Work instructions> Your task is to copy the listing exactly. Drop any pictures from the copy.

Available records>

----

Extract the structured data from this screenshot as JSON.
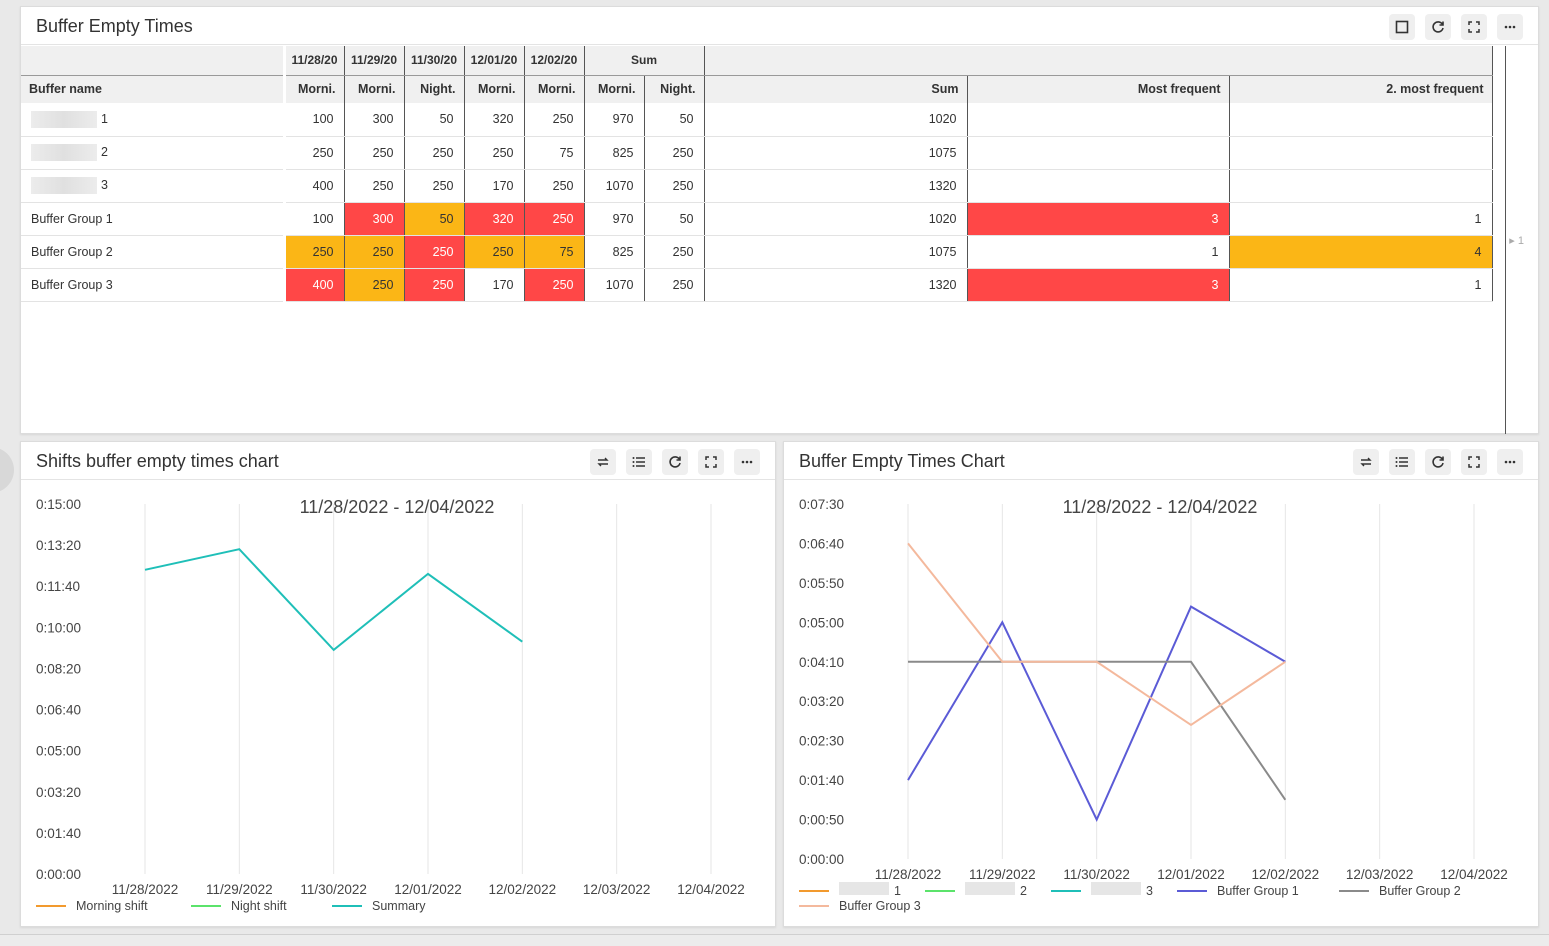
{
  "table_panel": {
    "title": "Buffer Empty Times",
    "date_headers": [
      "11/28/20",
      "11/29/20",
      "11/30/20",
      "12/01/20",
      "12/02/20"
    ],
    "sum_header": "Sum",
    "columns": [
      "Buffer name",
      "Morni.",
      "Morni.",
      "Night.",
      "Morni.",
      "Morni.",
      "Morni.",
      "Night.",
      "Sum",
      "Most frequent",
      "2. most frequent"
    ],
    "rows": [
      {
        "name": "1",
        "blurred": true,
        "cells": [
          "100",
          "300",
          "50",
          "320",
          "250",
          "970",
          "50",
          "1020",
          "",
          ""
        ],
        "colors": [
          "",
          "",
          "",
          "",
          "",
          "",
          "",
          "",
          "",
          ""
        ]
      },
      {
        "name": "2",
        "blurred": true,
        "cells": [
          "250",
          "250",
          "250",
          "250",
          "75",
          "825",
          "250",
          "1075",
          "",
          ""
        ],
        "colors": [
          "",
          "",
          "",
          "",
          "",
          "",
          "",
          "",
          "",
          ""
        ]
      },
      {
        "name": "3",
        "blurred": true,
        "cells": [
          "400",
          "250",
          "250",
          "170",
          "250",
          "1070",
          "250",
          "1320",
          "",
          ""
        ],
        "colors": [
          "",
          "",
          "",
          "",
          "",
          "",
          "",
          "",
          "",
          ""
        ]
      },
      {
        "name": "Buffer Group 1",
        "blurred": false,
        "cells": [
          "100",
          "300",
          "50",
          "320",
          "250",
          "970",
          "50",
          "1020",
          "3",
          "1"
        ],
        "colors": [
          "",
          "red",
          "yellow",
          "red",
          "red",
          "",
          "",
          "",
          "red",
          ""
        ]
      },
      {
        "name": "Buffer Group 2",
        "blurred": false,
        "cells": [
          "250",
          "250",
          "250",
          "250",
          "75",
          "825",
          "250",
          "1075",
          "1",
          "4"
        ],
        "colors": [
          "yellow",
          "yellow",
          "red",
          "yellow",
          "yellow",
          "",
          "",
          "",
          "",
          "yellow"
        ]
      },
      {
        "name": "Buffer Group 3",
        "blurred": false,
        "cells": [
          "400",
          "250",
          "250",
          "170",
          "250",
          "1070",
          "250",
          "1320",
          "3",
          "1"
        ],
        "colors": [
          "red",
          "yellow",
          "red",
          "",
          "red",
          "",
          "",
          "",
          "red",
          ""
        ]
      }
    ],
    "side_number": "1"
  },
  "colors": {
    "red": "#ff4747",
    "yellow": "#fbb616"
  },
  "left_chart_panel": {
    "title": "Shifts buffer empty times chart"
  },
  "right_chart_panel": {
    "title": "Buffer Empty Times Chart"
  },
  "chart_data": [
    {
      "type": "line",
      "title": "11/28/2022 - 12/04/2022",
      "categories": [
        "11/28/2022",
        "11/29/2022",
        "11/30/2022",
        "12/01/2022",
        "12/02/2022",
        "12/03/2022",
        "12/04/2022"
      ],
      "y_tick_labels": [
        "0:00:00",
        "0:01:40",
        "0:03:20",
        "0:05:00",
        "0:06:40",
        "0:08:20",
        "0:10:00",
        "0:11:40",
        "0:13:20",
        "0:15:00"
      ],
      "ylim_seconds": [
        0,
        900
      ],
      "legend_position": "bottom-left",
      "series": [
        {
          "name": "Morning shift",
          "color": "#f29a2e",
          "values_seconds": [
            null,
            null,
            null,
            null,
            null,
            null,
            null
          ]
        },
        {
          "name": "Night shift",
          "color": "#5be36b",
          "values_seconds": [
            null,
            null,
            null,
            null,
            null,
            null,
            null
          ]
        },
        {
          "name": "Summary",
          "color": "#1fbfb8",
          "values_seconds": [
            740,
            790,
            545,
            730,
            565,
            null,
            null
          ]
        }
      ]
    },
    {
      "type": "line",
      "title": "11/28/2022 - 12/04/2022",
      "categories": [
        "11/28/2022",
        "11/29/2022",
        "11/30/2022",
        "12/01/2022",
        "12/02/2022",
        "12/03/2022",
        "12/04/2022"
      ],
      "y_tick_labels": [
        "0:00:00",
        "0:00:50",
        "0:01:40",
        "0:02:30",
        "0:03:20",
        "0:04:10",
        "0:05:00",
        "0:05:50",
        "0:06:40",
        "0:07:30"
      ],
      "ylim_seconds": [
        0,
        450
      ],
      "legend_position": "bottom-left",
      "series": [
        {
          "name": "1",
          "blurred": true,
          "color": "#f29a2e",
          "values_seconds": [
            null,
            null,
            null,
            null,
            null,
            null,
            null
          ]
        },
        {
          "name": "2",
          "blurred": true,
          "color": "#5be36b",
          "values_seconds": [
            null,
            null,
            null,
            null,
            null,
            null,
            null
          ]
        },
        {
          "name": "3",
          "blurred": true,
          "color": "#1fbfb8",
          "values_seconds": [
            null,
            null,
            null,
            null,
            null,
            null,
            null
          ]
        },
        {
          "name": "Buffer Group 1",
          "color": "#5b5bd6",
          "values_seconds": [
            100,
            300,
            50,
            320,
            250,
            null,
            null
          ]
        },
        {
          "name": "Buffer Group 2",
          "color": "#8a8a8a",
          "values_seconds": [
            250,
            250,
            250,
            250,
            75,
            null,
            null
          ]
        },
        {
          "name": "Buffer Group 3",
          "color": "#f4b99d",
          "values_seconds": [
            400,
            250,
            250,
            170,
            250,
            null,
            null
          ]
        }
      ]
    }
  ]
}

----

Response to this exercise>
Extract the structured data from this screenshot as JSON.
{
  "table_panel": {
    "title": "Buffer Empty Times",
    "date_headers": [
      "11/28/20",
      "11/29/20",
      "11/30/20",
      "12/01/20",
      "12/02/20"
    ],
    "sum_header": "Sum",
    "columns": [
      "Buffer name",
      "Morni.",
      "Morni.",
      "Night.",
      "Morni.",
      "Morni.",
      "Morni.",
      "Night.",
      "Sum",
      "Most frequent",
      "2. most frequent"
    ],
    "rows": [
      {
        "name": "1",
        "blurred": true,
        "cells": [
          "100",
          "300",
          "50",
          "320",
          "250",
          "970",
          "50",
          "1020",
          "",
          ""
        ],
        "colors": [
          "",
          "",
          "",
          "",
          "",
          "",
          "",
          "",
          "",
          ""
        ]
      },
      {
        "name": "2",
        "blurred": true,
        "cells": [
          "250",
          "250",
          "250",
          "250",
          "75",
          "825",
          "250",
          "1075",
          "",
          ""
        ],
        "colors": [
          "",
          "",
          "",
          "",
          "",
          "",
          "",
          "",
          "",
          ""
        ]
      },
      {
        "name": "3",
        "blurred": true,
        "cells": [
          "400",
          "250",
          "250",
          "170",
          "250",
          "1070",
          "250",
          "1320",
          "",
          ""
        ],
        "colors": [
          "",
          "",
          "",
          "",
          "",
          "",
          "",
          "",
          "",
          ""
        ]
      },
      {
        "name": "Buffer Group 1",
        "blurred": false,
        "cells": [
          "100",
          "300",
          "50",
          "320",
          "250",
          "970",
          "50",
          "1020",
          "3",
          "1"
        ],
        "colors": [
          "",
          "red",
          "yellow",
          "red",
          "red",
          "",
          "",
          "",
          "red",
          ""
        ]
      },
      {
        "name": "Buffer Group 2",
        "blurred": false,
        "cells": [
          "250",
          "250",
          "250",
          "250",
          "75",
          "825",
          "250",
          "1075",
          "1",
          "4"
        ],
        "colors": [
          "yellow",
          "yellow",
          "red",
          "yellow",
          "yellow",
          "",
          "",
          "",
          "",
          "yellow"
        ]
      },
      {
        "name": "Buffer Group 3",
        "blurred": false,
        "cells": [
          "400",
          "250",
          "250",
          "170",
          "250",
          "1070",
          "250",
          "1320",
          "3",
          "1"
        ],
        "colors": [
          "red",
          "yellow",
          "red",
          "",
          "red",
          "",
          "",
          "",
          "red",
          ""
        ]
      }
    ],
    "side_number": "1"
  },
  "colors": {
    "red": "#ff4747",
    "yellow": "#fbb616"
  },
  "left_chart_panel": {
    "title": "Shifts buffer empty times chart"
  },
  "right_chart_panel": {
    "title": "Buffer Empty Times Chart"
  },
  "chart_data": [
    {
      "type": "line",
      "title": "11/28/2022 - 12/04/2022",
      "categories": [
        "11/28/2022",
        "11/29/2022",
        "11/30/2022",
        "12/01/2022",
        "12/02/2022",
        "12/03/2022",
        "12/04/2022"
      ],
      "y_tick_labels": [
        "0:00:00",
        "0:01:40",
        "0:03:20",
        "0:05:00",
        "0:06:40",
        "0:08:20",
        "0:10:00",
        "0:11:40",
        "0:13:20",
        "0:15:00"
      ],
      "ylim_seconds": [
        0,
        900
      ],
      "legend_position": "bottom-left",
      "series": [
        {
          "name": "Morning shift",
          "color": "#f29a2e",
          "values_seconds": [
            null,
            null,
            null,
            null,
            null,
            null,
            null
          ]
        },
        {
          "name": "Night shift",
          "color": "#5be36b",
          "values_seconds": [
            null,
            null,
            null,
            null,
            null,
            null,
            null
          ]
        },
        {
          "name": "Summary",
          "color": "#1fbfb8",
          "values_seconds": [
            740,
            790,
            545,
            730,
            565,
            null,
            null
          ]
        }
      ]
    },
    {
      "type": "line",
      "title": "11/28/2022 - 12/04/2022",
      "categories": [
        "11/28/2022",
        "11/29/2022",
        "11/30/2022",
        "12/01/2022",
        "12/02/2022",
        "12/03/2022",
        "12/04/2022"
      ],
      "y_tick_labels": [
        "0:00:00",
        "0:00:50",
        "0:01:40",
        "0:02:30",
        "0:03:20",
        "0:04:10",
        "0:05:00",
        "0:05:50",
        "0:06:40",
        "0:07:30"
      ],
      "ylim_seconds": [
        0,
        450
      ],
      "legend_position": "bottom-left",
      "series": [
        {
          "name": "1",
          "blurred": true,
          "color": "#f29a2e",
          "values_seconds": [
            null,
            null,
            null,
            null,
            null,
            null,
            null
          ]
        },
        {
          "name": "2",
          "blurred": true,
          "color": "#5be36b",
          "values_seconds": [
            null,
            null,
            null,
            null,
            null,
            null,
            null
          ]
        },
        {
          "name": "3",
          "blurred": true,
          "color": "#1fbfb8",
          "values_seconds": [
            null,
            null,
            null,
            null,
            null,
            null,
            null
          ]
        },
        {
          "name": "Buffer Group 1",
          "color": "#5b5bd6",
          "values_seconds": [
            100,
            300,
            50,
            320,
            250,
            null,
            null
          ]
        },
        {
          "name": "Buffer Group 2",
          "color": "#8a8a8a",
          "values_seconds": [
            250,
            250,
            250,
            250,
            75,
            null,
            null
          ]
        },
        {
          "name": "Buffer Group 3",
          "color": "#f4b99d",
          "values_seconds": [
            400,
            250,
            250,
            170,
            250,
            null,
            null
          ]
        }
      ]
    }
  ]
}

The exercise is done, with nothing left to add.